| EXERCISE DIRECTIONS |
Transcribe all the entries word for word, skipping the pictures.

— BEGIN DATA ENTRIES —

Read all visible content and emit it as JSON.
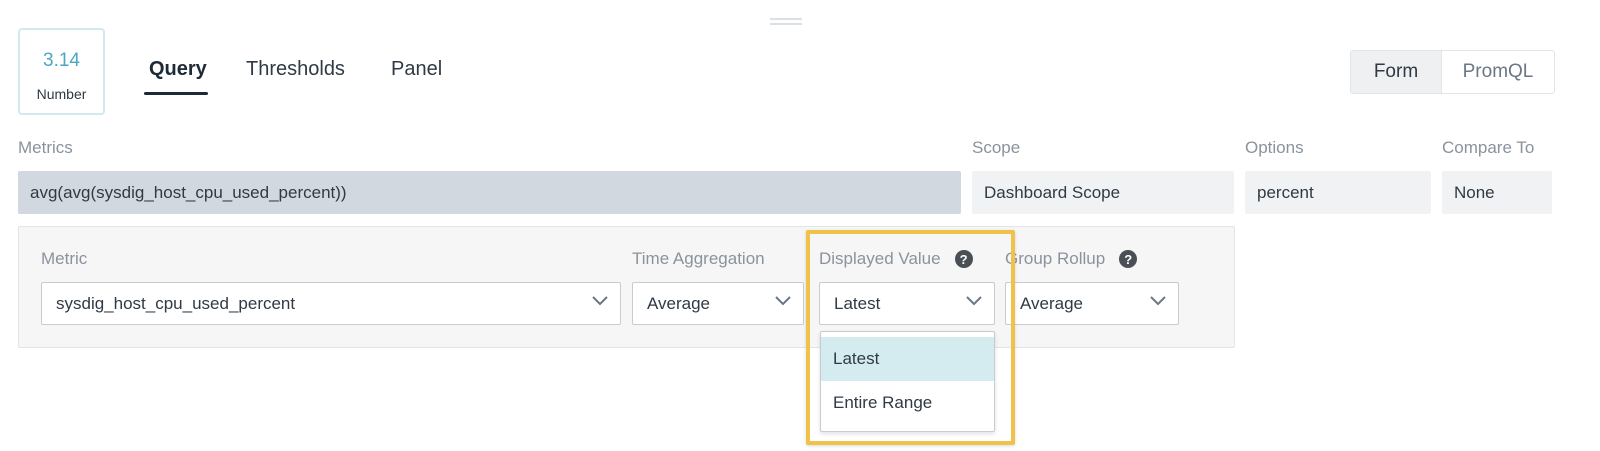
{
  "visualization": {
    "value": "3.14",
    "label": "Number"
  },
  "tabs": [
    {
      "label": "Query",
      "active": true
    },
    {
      "label": "Thresholds",
      "active": false
    },
    {
      "label": "Panel",
      "active": false
    }
  ],
  "mode_toggle": {
    "form": "Form",
    "promql": "PromQL",
    "selected": "Form"
  },
  "columns": {
    "metrics": {
      "label": "Metrics",
      "value": "avg(avg(sysdig_host_cpu_used_percent))"
    },
    "scope": {
      "label": "Scope",
      "value": "Dashboard Scope"
    },
    "options": {
      "label": "Options",
      "value": "percent"
    },
    "compare": {
      "label": "Compare To",
      "value": "None"
    }
  },
  "metric_config": {
    "metric": {
      "label": "Metric",
      "value": "sysdig_host_cpu_used_percent"
    },
    "time_aggregation": {
      "label": "Time Aggregation",
      "value": "Average"
    },
    "displayed_value": {
      "label": "Displayed Value",
      "value": "Latest",
      "options": [
        "Latest",
        "Entire Range"
      ]
    },
    "group_rollup": {
      "label": "Group Rollup",
      "value": "Average"
    }
  },
  "icons": {
    "help": "help-circle-icon",
    "chevron": "chevron-down-icon",
    "drag": "drag-handle-icon"
  },
  "colors": {
    "accent": "#4aa8c3",
    "highlight": "#f0c24b",
    "selected_option": "#d4ebf0"
  }
}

— END DATA ENTRIES —

| RESPONSE TO THIS TASK |
Read all visible content and emit it as JSON.
{
  "visualization": {
    "value": "3.14",
    "label": "Number"
  },
  "tabs": [
    {
      "label": "Query",
      "active": true
    },
    {
      "label": "Thresholds",
      "active": false
    },
    {
      "label": "Panel",
      "active": false
    }
  ],
  "mode_toggle": {
    "form": "Form",
    "promql": "PromQL",
    "selected": "Form"
  },
  "columns": {
    "metrics": {
      "label": "Metrics",
      "value": "avg(avg(sysdig_host_cpu_used_percent))"
    },
    "scope": {
      "label": "Scope",
      "value": "Dashboard Scope"
    },
    "options": {
      "label": "Options",
      "value": "percent"
    },
    "compare": {
      "label": "Compare To",
      "value": "None"
    }
  },
  "metric_config": {
    "metric": {
      "label": "Metric",
      "value": "sysdig_host_cpu_used_percent"
    },
    "time_aggregation": {
      "label": "Time Aggregation",
      "value": "Average"
    },
    "displayed_value": {
      "label": "Displayed Value",
      "value": "Latest",
      "options": [
        "Latest",
        "Entire Range"
      ]
    },
    "group_rollup": {
      "label": "Group Rollup",
      "value": "Average"
    }
  },
  "icons": {
    "help": "help-circle-icon",
    "chevron": "chevron-down-icon",
    "drag": "drag-handle-icon"
  },
  "colors": {
    "accent": "#4aa8c3",
    "highlight": "#f0c24b",
    "selected_option": "#d4ebf0"
  }
}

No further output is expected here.